═════ RECORDS FOR THIS EXERCISE ═════
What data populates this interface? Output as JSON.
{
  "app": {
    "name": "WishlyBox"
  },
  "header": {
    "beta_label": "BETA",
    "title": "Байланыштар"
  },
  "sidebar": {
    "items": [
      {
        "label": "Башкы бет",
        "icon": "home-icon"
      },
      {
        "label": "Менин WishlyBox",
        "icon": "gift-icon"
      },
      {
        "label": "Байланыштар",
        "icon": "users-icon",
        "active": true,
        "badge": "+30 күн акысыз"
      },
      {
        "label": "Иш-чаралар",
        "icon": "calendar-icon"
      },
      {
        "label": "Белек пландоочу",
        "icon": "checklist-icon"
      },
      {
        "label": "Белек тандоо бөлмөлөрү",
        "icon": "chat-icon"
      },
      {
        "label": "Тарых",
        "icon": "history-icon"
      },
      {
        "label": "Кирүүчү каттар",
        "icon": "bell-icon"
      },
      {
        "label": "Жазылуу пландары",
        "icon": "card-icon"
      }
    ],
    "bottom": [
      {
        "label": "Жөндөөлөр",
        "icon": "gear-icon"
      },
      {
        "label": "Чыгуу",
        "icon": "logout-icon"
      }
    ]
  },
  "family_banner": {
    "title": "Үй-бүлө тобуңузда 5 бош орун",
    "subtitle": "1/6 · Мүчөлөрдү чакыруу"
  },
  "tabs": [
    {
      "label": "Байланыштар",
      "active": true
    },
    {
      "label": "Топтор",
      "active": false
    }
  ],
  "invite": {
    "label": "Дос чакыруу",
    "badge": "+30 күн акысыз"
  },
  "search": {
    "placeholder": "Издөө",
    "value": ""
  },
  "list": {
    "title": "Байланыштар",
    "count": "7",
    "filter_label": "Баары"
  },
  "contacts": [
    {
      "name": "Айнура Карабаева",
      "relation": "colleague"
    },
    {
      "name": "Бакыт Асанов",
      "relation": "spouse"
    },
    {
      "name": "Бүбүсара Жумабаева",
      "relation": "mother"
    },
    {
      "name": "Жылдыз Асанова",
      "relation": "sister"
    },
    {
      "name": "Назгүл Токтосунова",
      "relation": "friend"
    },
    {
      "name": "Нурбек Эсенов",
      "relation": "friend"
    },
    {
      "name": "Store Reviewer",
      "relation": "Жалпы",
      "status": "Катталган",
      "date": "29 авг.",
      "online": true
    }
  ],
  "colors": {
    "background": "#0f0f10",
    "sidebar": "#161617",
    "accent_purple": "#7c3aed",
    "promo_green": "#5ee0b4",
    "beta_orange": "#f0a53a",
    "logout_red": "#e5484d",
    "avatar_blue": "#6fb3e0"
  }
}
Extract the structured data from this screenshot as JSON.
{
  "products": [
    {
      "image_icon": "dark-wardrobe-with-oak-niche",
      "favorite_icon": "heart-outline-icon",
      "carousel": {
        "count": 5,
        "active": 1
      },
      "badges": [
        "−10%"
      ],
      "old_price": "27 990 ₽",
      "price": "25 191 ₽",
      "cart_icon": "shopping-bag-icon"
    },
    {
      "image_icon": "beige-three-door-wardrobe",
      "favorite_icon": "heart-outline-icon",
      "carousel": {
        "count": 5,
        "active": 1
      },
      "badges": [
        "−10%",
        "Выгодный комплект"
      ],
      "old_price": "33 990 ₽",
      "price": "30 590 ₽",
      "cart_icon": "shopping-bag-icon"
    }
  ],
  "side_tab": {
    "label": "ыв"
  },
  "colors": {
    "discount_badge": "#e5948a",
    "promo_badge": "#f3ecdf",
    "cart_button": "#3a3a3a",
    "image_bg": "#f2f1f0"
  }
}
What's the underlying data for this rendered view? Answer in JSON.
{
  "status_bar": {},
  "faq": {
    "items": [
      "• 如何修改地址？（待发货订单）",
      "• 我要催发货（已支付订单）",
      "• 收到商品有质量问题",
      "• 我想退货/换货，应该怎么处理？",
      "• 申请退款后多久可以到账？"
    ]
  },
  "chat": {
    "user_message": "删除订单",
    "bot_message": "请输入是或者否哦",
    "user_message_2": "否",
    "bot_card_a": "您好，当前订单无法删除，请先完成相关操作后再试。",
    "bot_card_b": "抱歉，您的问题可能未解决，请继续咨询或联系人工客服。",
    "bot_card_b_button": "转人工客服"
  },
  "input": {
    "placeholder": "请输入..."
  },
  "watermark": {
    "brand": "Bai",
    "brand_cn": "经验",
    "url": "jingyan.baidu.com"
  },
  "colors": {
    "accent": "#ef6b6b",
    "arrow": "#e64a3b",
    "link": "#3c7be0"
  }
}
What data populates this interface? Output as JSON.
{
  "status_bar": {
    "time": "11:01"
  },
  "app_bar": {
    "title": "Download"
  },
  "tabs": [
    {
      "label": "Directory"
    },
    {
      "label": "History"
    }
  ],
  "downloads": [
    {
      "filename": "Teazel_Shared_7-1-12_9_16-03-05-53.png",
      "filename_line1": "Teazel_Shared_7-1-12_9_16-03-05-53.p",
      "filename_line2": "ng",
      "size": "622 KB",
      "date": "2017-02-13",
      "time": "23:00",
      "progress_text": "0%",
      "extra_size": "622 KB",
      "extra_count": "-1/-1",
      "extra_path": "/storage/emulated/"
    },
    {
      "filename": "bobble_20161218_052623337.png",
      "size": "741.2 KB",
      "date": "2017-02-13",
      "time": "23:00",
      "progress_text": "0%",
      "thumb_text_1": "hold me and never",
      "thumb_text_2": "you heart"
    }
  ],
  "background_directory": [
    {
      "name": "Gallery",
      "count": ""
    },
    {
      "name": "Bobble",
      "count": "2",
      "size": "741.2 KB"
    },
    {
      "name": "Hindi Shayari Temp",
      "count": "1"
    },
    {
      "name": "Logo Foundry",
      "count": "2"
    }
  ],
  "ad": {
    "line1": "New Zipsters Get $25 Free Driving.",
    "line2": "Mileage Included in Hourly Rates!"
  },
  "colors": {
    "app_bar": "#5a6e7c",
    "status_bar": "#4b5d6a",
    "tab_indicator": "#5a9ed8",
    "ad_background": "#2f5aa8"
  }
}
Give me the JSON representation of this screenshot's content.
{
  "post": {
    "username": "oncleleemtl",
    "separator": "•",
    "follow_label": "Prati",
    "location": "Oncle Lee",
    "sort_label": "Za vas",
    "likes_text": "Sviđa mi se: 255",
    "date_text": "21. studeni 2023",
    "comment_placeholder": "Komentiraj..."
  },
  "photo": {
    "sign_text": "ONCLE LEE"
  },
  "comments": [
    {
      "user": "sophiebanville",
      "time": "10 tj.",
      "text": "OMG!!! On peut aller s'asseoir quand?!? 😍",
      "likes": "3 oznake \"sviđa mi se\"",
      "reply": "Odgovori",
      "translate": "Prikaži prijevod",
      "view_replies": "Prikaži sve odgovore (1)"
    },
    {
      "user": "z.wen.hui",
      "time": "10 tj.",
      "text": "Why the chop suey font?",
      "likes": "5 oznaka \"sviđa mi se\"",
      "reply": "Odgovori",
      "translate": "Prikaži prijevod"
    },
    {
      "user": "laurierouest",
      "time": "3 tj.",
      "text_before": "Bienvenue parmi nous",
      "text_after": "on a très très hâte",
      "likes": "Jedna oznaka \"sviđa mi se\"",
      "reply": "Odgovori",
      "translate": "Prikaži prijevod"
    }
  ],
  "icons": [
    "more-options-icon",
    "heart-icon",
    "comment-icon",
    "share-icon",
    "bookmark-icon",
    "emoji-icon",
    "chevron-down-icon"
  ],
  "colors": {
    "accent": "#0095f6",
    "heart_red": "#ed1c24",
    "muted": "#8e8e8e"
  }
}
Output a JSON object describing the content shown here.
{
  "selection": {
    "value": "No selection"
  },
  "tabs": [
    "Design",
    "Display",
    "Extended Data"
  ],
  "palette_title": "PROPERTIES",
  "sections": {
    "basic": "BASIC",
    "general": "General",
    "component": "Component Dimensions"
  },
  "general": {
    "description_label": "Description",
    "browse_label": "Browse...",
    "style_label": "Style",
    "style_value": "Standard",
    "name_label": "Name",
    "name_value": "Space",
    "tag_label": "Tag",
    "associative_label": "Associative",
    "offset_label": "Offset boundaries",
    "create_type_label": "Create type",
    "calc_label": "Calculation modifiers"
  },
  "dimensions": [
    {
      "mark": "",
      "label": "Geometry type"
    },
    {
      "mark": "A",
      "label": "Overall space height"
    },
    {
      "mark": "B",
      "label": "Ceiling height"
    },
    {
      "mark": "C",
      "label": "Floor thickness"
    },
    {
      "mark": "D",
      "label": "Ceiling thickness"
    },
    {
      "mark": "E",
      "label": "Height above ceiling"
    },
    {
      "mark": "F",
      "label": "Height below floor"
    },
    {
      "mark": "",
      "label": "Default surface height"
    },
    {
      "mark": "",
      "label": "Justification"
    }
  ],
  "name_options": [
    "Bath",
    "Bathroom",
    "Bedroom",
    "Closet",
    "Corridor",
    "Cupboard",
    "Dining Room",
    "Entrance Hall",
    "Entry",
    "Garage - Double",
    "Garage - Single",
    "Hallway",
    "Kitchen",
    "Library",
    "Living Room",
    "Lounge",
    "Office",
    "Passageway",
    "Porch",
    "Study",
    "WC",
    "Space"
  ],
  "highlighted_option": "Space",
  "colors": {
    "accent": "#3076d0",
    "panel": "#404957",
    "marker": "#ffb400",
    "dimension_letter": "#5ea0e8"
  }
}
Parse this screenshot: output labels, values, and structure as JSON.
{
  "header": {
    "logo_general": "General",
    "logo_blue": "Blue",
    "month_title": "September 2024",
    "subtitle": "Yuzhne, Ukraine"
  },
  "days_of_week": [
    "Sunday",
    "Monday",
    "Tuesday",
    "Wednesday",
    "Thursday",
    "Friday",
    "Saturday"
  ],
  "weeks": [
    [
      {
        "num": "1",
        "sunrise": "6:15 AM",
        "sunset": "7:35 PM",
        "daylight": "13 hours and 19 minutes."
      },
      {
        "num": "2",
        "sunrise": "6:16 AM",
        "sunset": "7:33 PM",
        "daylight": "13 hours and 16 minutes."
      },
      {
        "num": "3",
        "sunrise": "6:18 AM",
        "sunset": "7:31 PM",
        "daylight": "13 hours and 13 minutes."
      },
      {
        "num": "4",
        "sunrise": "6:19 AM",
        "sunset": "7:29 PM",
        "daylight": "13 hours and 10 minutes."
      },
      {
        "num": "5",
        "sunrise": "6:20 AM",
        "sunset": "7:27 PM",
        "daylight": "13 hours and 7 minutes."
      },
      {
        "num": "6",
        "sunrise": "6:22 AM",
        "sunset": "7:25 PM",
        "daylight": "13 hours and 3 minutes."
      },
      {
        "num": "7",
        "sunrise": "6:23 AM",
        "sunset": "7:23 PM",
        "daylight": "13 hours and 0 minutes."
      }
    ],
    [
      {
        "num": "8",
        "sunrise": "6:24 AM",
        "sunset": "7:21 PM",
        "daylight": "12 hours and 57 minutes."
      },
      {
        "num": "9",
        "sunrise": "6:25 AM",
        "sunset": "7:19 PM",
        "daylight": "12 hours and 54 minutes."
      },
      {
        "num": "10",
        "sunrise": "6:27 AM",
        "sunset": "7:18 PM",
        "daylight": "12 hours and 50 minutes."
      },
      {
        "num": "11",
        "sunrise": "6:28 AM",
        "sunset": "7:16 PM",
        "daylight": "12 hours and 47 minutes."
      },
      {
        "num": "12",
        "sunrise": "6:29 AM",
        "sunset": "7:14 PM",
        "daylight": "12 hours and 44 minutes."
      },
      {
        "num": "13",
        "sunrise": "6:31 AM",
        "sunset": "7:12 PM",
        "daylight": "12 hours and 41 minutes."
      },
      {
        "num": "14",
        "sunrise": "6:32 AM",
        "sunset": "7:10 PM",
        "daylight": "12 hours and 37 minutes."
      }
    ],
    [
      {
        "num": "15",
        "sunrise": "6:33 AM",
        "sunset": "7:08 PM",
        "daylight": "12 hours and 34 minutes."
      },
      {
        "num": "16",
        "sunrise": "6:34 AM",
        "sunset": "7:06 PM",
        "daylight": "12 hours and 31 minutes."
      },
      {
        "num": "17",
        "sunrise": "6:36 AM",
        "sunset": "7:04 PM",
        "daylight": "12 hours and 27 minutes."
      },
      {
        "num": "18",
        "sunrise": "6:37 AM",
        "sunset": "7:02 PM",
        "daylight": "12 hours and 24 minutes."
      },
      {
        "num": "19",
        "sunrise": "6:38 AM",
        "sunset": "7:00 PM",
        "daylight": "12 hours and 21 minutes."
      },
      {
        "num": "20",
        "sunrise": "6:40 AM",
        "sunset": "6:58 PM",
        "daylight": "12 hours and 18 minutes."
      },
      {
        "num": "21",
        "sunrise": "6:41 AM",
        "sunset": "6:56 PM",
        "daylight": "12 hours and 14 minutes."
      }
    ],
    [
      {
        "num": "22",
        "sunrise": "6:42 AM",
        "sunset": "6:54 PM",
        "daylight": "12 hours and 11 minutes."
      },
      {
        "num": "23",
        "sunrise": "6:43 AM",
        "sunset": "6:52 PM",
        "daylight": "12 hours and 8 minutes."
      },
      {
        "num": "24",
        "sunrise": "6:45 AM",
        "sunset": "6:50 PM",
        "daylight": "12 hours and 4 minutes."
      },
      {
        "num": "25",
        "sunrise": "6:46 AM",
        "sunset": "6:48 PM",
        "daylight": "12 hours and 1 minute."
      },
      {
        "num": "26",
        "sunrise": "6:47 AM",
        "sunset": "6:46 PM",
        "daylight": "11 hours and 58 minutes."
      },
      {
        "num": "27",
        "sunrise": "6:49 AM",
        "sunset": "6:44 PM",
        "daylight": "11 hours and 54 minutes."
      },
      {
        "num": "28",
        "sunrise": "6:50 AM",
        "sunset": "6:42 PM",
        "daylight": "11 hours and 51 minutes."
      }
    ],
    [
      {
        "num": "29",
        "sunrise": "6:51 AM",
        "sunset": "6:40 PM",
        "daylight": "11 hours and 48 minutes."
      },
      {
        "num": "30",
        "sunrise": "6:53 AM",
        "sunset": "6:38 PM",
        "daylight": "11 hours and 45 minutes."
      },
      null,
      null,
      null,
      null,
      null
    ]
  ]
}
═════
In the records above, locate each line with the word "content". Copy all such lines.

Give me the JSON representation of this screenshot's content.
Output a JSON object describing the content shown here.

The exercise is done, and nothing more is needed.